_Objective:_ Collect each line holding the string "Reduction".

◆ ◆ ◆ ◆

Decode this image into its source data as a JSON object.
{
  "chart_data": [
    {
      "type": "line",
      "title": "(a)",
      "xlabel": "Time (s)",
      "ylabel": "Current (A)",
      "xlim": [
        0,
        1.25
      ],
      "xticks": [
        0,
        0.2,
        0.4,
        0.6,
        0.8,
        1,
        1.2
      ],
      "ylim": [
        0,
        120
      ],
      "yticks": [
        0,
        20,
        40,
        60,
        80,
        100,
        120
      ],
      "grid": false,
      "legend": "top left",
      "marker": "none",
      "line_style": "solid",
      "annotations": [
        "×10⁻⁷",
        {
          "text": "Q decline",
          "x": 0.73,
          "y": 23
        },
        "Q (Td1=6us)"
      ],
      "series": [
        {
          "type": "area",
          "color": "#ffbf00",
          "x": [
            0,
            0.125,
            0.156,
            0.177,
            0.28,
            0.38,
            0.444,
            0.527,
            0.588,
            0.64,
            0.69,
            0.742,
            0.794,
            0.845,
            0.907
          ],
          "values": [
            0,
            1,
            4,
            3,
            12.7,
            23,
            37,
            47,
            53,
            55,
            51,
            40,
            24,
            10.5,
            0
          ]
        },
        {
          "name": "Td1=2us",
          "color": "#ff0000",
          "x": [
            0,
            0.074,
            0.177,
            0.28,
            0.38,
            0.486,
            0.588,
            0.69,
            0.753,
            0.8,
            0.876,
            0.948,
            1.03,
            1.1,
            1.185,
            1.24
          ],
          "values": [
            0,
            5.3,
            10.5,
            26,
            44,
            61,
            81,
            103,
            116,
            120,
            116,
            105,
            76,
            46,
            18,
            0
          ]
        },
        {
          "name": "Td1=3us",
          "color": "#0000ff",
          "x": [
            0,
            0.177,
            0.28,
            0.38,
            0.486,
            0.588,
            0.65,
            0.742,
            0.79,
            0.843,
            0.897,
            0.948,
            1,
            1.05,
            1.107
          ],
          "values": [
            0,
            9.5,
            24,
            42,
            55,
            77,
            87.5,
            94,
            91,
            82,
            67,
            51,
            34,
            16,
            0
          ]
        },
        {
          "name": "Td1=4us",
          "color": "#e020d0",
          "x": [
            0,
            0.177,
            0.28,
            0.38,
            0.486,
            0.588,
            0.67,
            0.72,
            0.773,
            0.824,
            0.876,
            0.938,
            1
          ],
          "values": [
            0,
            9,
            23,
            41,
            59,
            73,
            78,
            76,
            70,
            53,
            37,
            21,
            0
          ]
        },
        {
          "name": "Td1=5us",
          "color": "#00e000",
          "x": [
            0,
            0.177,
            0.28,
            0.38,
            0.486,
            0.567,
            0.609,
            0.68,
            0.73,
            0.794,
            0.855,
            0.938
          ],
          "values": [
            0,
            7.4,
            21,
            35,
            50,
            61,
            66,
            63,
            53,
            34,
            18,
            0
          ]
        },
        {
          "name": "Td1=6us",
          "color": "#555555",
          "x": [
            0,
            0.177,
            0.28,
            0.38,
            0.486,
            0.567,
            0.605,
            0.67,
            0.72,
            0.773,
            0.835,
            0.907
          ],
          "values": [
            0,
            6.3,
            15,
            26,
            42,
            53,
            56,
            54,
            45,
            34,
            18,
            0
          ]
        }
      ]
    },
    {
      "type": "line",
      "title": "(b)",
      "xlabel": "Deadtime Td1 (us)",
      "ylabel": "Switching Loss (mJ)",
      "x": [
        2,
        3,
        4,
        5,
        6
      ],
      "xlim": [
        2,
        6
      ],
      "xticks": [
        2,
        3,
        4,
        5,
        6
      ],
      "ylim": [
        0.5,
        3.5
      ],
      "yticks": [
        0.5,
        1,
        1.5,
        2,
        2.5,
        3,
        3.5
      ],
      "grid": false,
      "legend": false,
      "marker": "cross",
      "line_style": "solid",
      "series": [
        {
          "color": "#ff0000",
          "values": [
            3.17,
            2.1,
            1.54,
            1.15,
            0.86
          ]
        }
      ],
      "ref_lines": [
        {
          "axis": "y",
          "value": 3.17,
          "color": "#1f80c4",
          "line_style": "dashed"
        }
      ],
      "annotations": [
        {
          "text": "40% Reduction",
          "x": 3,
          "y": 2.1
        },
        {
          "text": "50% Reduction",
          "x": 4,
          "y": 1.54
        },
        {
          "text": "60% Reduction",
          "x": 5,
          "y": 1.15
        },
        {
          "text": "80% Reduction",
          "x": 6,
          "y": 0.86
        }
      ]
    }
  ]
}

◆ ◆ ◆ ◆

_Correct result:_
          "text": "40% Reduction",
          "text": "50% Reduction",
          "text": "60% Reduction",
          "text": "80% Reduction",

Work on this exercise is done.